### Work to complete
Reproduce each line exactly. Skip none.

□ □ □ □ □ □ □

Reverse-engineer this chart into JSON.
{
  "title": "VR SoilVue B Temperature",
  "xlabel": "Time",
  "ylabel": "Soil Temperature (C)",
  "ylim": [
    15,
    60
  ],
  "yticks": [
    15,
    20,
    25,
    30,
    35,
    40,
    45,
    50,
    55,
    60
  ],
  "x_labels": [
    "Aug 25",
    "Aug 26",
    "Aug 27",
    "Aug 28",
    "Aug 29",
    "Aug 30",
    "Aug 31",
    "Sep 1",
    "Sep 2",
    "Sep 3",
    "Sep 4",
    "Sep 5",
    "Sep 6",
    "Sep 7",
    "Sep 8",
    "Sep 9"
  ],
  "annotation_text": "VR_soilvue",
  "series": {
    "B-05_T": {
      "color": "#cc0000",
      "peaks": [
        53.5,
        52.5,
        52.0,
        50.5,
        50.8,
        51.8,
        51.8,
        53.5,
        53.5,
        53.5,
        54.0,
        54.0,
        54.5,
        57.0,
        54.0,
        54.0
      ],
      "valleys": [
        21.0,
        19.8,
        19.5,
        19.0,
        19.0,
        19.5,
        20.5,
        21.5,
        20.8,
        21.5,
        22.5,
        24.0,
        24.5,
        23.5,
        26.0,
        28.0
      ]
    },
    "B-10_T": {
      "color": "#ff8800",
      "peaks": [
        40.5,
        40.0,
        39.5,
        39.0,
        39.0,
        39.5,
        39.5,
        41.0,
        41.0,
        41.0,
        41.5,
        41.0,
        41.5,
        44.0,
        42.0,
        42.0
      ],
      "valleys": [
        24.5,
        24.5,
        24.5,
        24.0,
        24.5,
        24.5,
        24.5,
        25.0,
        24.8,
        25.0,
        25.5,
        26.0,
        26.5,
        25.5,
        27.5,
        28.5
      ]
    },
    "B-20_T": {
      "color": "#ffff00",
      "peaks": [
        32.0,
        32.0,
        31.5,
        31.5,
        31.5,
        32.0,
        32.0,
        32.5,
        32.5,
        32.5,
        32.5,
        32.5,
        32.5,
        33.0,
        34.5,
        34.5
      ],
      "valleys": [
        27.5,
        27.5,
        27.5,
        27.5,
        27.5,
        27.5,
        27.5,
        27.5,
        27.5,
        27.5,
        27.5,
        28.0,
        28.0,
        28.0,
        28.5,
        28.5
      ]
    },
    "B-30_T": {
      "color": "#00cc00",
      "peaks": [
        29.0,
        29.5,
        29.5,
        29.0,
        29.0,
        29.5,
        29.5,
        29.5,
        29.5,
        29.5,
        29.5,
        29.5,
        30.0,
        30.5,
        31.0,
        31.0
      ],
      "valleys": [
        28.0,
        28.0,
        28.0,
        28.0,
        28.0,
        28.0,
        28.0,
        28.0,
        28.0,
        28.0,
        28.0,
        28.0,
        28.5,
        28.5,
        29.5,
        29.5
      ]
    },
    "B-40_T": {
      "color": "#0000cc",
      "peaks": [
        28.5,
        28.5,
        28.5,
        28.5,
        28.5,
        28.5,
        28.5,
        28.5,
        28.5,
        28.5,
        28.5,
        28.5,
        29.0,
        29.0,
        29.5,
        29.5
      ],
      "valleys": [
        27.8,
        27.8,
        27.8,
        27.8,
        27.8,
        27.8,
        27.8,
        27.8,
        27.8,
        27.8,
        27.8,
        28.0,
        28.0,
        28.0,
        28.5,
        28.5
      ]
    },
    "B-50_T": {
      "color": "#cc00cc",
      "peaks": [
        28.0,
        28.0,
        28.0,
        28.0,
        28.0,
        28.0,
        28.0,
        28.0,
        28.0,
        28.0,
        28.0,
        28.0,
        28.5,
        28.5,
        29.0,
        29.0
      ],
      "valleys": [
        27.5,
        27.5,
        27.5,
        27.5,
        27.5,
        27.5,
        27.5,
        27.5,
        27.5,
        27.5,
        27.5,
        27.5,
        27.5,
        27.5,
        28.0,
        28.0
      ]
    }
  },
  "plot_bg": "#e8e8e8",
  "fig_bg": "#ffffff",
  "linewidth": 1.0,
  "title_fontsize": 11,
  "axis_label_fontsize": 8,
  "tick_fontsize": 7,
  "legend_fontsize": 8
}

□ □ □ □ □ □ □

### The answer
Reverse-engineer this chart into JSON.
{
  "title": "VR SoilVue B Temperature",
  "xlabel": "Time",
  "ylabel": "Soil Temperature (C)",
  "ylim": [
    15,
    60
  ],
  "yticks": [
    15,
    20,
    25,
    30,
    35,
    40,
    45,
    50,
    55,
    60
  ],
  "x_labels": [
    "Aug 25",
    "Aug 26",
    "Aug 27",
    "Aug 28",
    "Aug 29",
    "Aug 30",
    "Aug 31",
    "Sep 1",
    "Sep 2",
    "Sep 3",
    "Sep 4",
    "Sep 5",
    "Sep 6",
    "Sep 7",
    "Sep 8",
    "Sep 9"
  ],
  "annotation_text": "VR_soilvue",
  "series": {
    "B-05_T": {
      "color": "#cc0000",
      "peaks": [
        53.5,
        52.5,
        52.0,
        50.5,
        50.8,
        51.8,
        51.8,
        53.5,
        53.5,
        53.5,
        54.0,
        54.0,
        54.5,
        57.0,
        54.0,
        54.0
      ],
      "valleys": [
        21.0,
        19.8,
        19.5,
        19.0,
        19.0,
        19.5,
        20.5,
        21.5,
        20.8,
        21.5,
        22.5,
        24.0,
        24.5,
        23.5,
        26.0,
        28.0
      ]
    },
    "B-10_T": {
      "color": "#ff8800",
      "peaks": [
        40.5,
        40.0,
        39.5,
        39.0,
        39.0,
        39.5,
        39.5,
        41.0,
        41.0,
        41.0,
        41.5,
        41.0,
        41.5,
        44.0,
        42.0,
        42.0
      ],
      "valleys": [
        24.5,
        24.5,
        24.5,
        24.0,
        24.5,
        24.5,
        24.5,
        25.0,
        24.8,
        25.0,
        25.5,
        26.0,
        26.5,
        25.5,
        27.5,
        28.5
      ]
    },
    "B-20_T": {
      "color": "#ffff00",
      "peaks": [
        32.0,
        32.0,
        31.5,
        31.5,
        31.5,
        32.0,
        32.0,
        32.5,
        32.5,
        32.5,
        32.5,
        32.5,
        32.5,
        33.0,
        34.5,
        34.5
      ],
      "valleys": [
        27.5,
        27.5,
        27.5,
        27.5,
        27.5,
        27.5,
        27.5,
        27.5,
        27.5,
        27.5,
        27.5,
        28.0,
        28.0,
        28.0,
        28.5,
        28.5
      ]
    },
    "B-30_T": {
      "color": "#00cc00",
      "peaks": [
        29.0,
        29.5,
        29.5,
        29.0,
        29.0,
        29.5,
        29.5,
        29.5,
        29.5,
        29.5,
        29.5,
        29.5,
        30.0,
        30.5,
        31.0,
        31.0
      ],
      "valleys": [
        28.0,
        28.0,
        28.0,
        28.0,
        28.0,
        28.0,
        28.0,
        28.0,
        28.0,
        28.0,
        28.0,
        28.0,
        28.5,
        28.5,
        29.5,
        29.5
      ]
    },
    "B-40_T": {
      "color": "#0000cc",
      "peaks": [
        28.5,
        28.5,
        28.5,
        28.5,
        28.5,
        28.5,
        28.5,
        28.5,
        28.5,
        28.5,
        28.5,
        28.5,
        29.0,
        29.0,
        29.5,
        29.5
      ],
      "valleys": [
        27.8,
        27.8,
        27.8,
        27.8,
        27.8,
        27.8,
        27.8,
        27.8,
        27.8,
        27.8,
        27.8,
        28.0,
        28.0,
        28.0,
        28.5,
        28.5
      ]
    },
    "B-50_T": {
      "color": "#cc00cc",
      "peaks": [
        28.0,
        28.0,
        28.0,
        28.0,
        28.0,
        28.0,
        28.0,
        28.0,
        28.0,
        28.0,
        28.0,
        28.0,
        28.5,
        28.5,
        29.0,
        29.0
      ],
      "valleys": [
        27.5,
        27.5,
        27.5,
        27.5,
        27.5,
        27.5,
        27.5,
        27.5,
        27.5,
        27.5,
        27.5,
        27.5,
        27.5,
        27.5,
        28.0,
        28.0
      ]
    }
  },
  "plot_bg": "#e8e8e8",
  "fig_bg": "#ffffff",
  "linewidth": 1.0,
  "title_fontsize": 11,
  "axis_label_fontsize": 8,
  "tick_fontsize": 7,
  "legend_fontsize": 8
}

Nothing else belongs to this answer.